● YOUR INSTRUCTIONS
Every line below must be reproduced exactly. Copy them all.

● MATERIAL PROVIDED
════════════════════
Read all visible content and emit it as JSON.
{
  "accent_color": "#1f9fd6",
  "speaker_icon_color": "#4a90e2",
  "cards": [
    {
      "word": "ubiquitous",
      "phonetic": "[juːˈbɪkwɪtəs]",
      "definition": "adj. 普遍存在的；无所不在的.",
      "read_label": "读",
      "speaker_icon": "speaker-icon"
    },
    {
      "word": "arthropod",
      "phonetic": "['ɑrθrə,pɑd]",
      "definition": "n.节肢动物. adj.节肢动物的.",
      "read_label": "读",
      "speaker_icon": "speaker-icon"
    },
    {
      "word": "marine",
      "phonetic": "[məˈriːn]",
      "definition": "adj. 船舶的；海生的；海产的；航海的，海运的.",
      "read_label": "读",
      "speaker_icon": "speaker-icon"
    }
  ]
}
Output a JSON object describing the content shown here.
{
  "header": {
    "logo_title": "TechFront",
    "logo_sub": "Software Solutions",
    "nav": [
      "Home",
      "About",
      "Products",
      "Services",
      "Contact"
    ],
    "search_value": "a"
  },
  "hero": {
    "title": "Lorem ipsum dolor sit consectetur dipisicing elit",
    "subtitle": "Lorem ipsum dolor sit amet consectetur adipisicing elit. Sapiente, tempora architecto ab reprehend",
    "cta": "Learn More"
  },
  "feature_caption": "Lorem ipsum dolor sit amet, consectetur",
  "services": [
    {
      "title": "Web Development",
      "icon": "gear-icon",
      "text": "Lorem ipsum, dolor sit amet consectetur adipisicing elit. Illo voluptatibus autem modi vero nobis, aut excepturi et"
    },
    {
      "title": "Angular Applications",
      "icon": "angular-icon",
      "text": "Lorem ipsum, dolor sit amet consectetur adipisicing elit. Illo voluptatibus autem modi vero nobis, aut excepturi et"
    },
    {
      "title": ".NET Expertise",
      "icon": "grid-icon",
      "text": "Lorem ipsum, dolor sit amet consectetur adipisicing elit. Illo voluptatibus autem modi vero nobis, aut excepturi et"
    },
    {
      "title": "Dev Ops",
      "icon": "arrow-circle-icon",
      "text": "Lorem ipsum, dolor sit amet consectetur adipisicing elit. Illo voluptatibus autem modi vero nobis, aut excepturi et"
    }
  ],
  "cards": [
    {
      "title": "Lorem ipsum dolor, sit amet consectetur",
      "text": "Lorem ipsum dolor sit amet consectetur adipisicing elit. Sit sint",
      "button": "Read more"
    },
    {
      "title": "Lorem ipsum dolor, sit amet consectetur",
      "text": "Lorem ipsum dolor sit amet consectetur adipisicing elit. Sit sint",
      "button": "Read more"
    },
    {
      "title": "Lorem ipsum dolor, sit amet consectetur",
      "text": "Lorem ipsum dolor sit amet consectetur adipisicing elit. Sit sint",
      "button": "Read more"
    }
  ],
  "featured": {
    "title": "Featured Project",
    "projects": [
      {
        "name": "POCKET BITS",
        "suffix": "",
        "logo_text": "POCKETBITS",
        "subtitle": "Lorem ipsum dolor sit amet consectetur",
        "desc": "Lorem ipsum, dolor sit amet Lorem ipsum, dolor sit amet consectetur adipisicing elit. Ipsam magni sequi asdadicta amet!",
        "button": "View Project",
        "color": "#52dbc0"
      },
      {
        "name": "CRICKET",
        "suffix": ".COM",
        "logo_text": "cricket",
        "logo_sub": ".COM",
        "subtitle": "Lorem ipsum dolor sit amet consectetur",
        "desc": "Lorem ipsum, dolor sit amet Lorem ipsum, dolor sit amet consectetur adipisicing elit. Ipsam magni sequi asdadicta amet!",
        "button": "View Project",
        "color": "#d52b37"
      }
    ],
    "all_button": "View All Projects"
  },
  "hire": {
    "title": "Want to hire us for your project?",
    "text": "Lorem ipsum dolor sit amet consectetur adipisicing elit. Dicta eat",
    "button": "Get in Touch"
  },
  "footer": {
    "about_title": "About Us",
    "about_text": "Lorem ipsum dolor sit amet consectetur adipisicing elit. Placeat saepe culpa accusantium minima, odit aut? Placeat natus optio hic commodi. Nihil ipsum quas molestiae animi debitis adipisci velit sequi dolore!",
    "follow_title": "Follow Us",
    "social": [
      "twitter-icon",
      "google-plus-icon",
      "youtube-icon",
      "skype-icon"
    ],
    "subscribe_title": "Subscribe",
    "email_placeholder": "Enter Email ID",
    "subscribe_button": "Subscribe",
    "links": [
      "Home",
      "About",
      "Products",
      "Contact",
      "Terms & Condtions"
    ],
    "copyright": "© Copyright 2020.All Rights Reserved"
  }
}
════════════════════
● TASK OUTPUT
Read all visible content and emit it as JSON.
{
  "accent_color": "#1f9fd6",
  "speaker_icon_color": "#4a90e2",
  "cards": [
    {
      "word": "ubiquitous",
      "phonetic": "[juːˈbɪkwɪtəs]",
      "definition": "adj. 普遍存在的；无所不在的.",
      "read_label": "读",
      "speaker_icon": "speaker-icon"
    },
    {
      "word": "arthropod",
      "phonetic": "['ɑrθrə,pɑd]",
      "definition": "n.节肢动物. adj.节肢动物的.",
      "read_label": "读",
      "speaker_icon": "speaker-icon"
    },
    {
      "word": "marine",
      "phonetic": "[məˈriːn]",
      "definition": "adj. 船舶的；海生的；海产的；航海的，海运的.",
      "read_label": "读",
      "speaker_icon": "speaker-icon"
    }
  ]
}
Output a JSON object describing the content shown here.
{
  "header": {
    "logo_title": "TechFront",
    "logo_sub": "Software Solutions",
    "nav": [
      "Home",
      "About",
      "Products",
      "Services",
      "Contact"
    ],
    "search_value": "a"
  },
  "hero": {
    "title": "Lorem ipsum dolor sit consectetur dipisicing elit",
    "subtitle": "Lorem ipsum dolor sit amet consectetur adipisicing elit. Sapiente, tempora architecto ab reprehend",
    "cta": "Learn More"
  },
  "feature_caption": "Lorem ipsum dolor sit amet, consectetur",
  "services": [
    {
      "title": "Web Development",
      "icon": "gear-icon",
      "text": "Lorem ipsum, dolor sit amet consectetur adipisicing elit. Illo voluptatibus autem modi vero nobis, aut excepturi et"
    },
    {
      "title": "Angular Applications",
      "icon": "angular-icon",
      "text": "Lorem ipsum, dolor sit amet consectetur adipisicing elit. Illo voluptatibus autem modi vero nobis, aut excepturi et"
    },
    {
      "title": ".NET Expertise",
      "icon": "grid-icon",
      "text": "Lorem ipsum, dolor sit amet consectetur adipisicing elit. Illo voluptatibus autem modi vero nobis, aut excepturi et"
    },
    {
      "title": "Dev Ops",
      "icon": "arrow-circle-icon",
      "text": "Lorem ipsum, dolor sit amet consectetur adipisicing elit. Illo voluptatibus autem modi vero nobis, aut excepturi et"
    }
  ],
  "cards": [
    {
      "title": "Lorem ipsum dolor, sit amet consectetur",
      "text": "Lorem ipsum dolor sit amet consectetur adipisicing elit. Sit sint",
      "button": "Read more"
    },
    {
      "title": "Lorem ipsum dolor, sit amet consectetur",
      "text": "Lorem ipsum dolor sit amet consectetur adipisicing elit. Sit sint",
      "button": "Read more"
    },
    {
      "title": "Lorem ipsum dolor, sit amet consectetur",
      "text": "Lorem ipsum dolor sit amet consectetur adipisicing elit. Sit sint",
      "button": "Read more"
    }
  ],
  "featured": {
    "title": "Featured Project",
    "projects": [
      {
        "name": "POCKET BITS",
        "suffix": "",
        "logo_text": "POCKETBITS",
        "subtitle": "Lorem ipsum dolor sit amet consectetur",
        "desc": "Lorem ipsum, dolor sit amet Lorem ipsum, dolor sit amet consectetur adipisicing elit. Ipsam magni sequi asdadicta amet!",
        "button": "View Project",
        "color": "#52dbc0"
      },
      {
        "name": "CRICKET",
        "suffix": ".COM",
        "logo_text": "cricket",
        "logo_sub": ".COM",
        "subtitle": "Lorem ipsum dolor sit amet consectetur",
        "desc": "Lorem ipsum, dolor sit amet Lorem ipsum, dolor sit amet consectetur adipisicing elit. Ipsam magni sequi asdadicta amet!",
        "button": "View Project",
        "color": "#d52b37"
      }
    ],
    "all_button": "View All Projects"
  },
  "hire": {
    "title": "Want to hire us for your project?",
    "text": "Lorem ipsum dolor sit amet consectetur adipisicing elit. Dicta eat",
    "button": "Get in Touch"
  },
  "footer": {
    "about_title": "About Us",
    "about_text": "Lorem ipsum dolor sit amet consectetur adipisicing elit. Placeat saepe culpa accusantium minima, odit aut? Placeat natus optio hic commodi. Nihil ipsum quas molestiae animi debitis adipisci velit sequi dolore!",
    "follow_title": "Follow Us",
    "social": [
      "twitter-icon",
      "google-plus-icon",
      "youtube-icon",
      "skype-icon"
    ],
    "subscribe_title": "Subscribe",
    "email_placeholder": "Enter Email ID",
    "subscribe_button": "Subscribe",
    "links": [
      "Home",
      "About",
      "Products",
      "Contact",
      "Terms & Condtions"
    ],
    "copyright": "© Copyright 2020.All Rights Reserved"
  }
}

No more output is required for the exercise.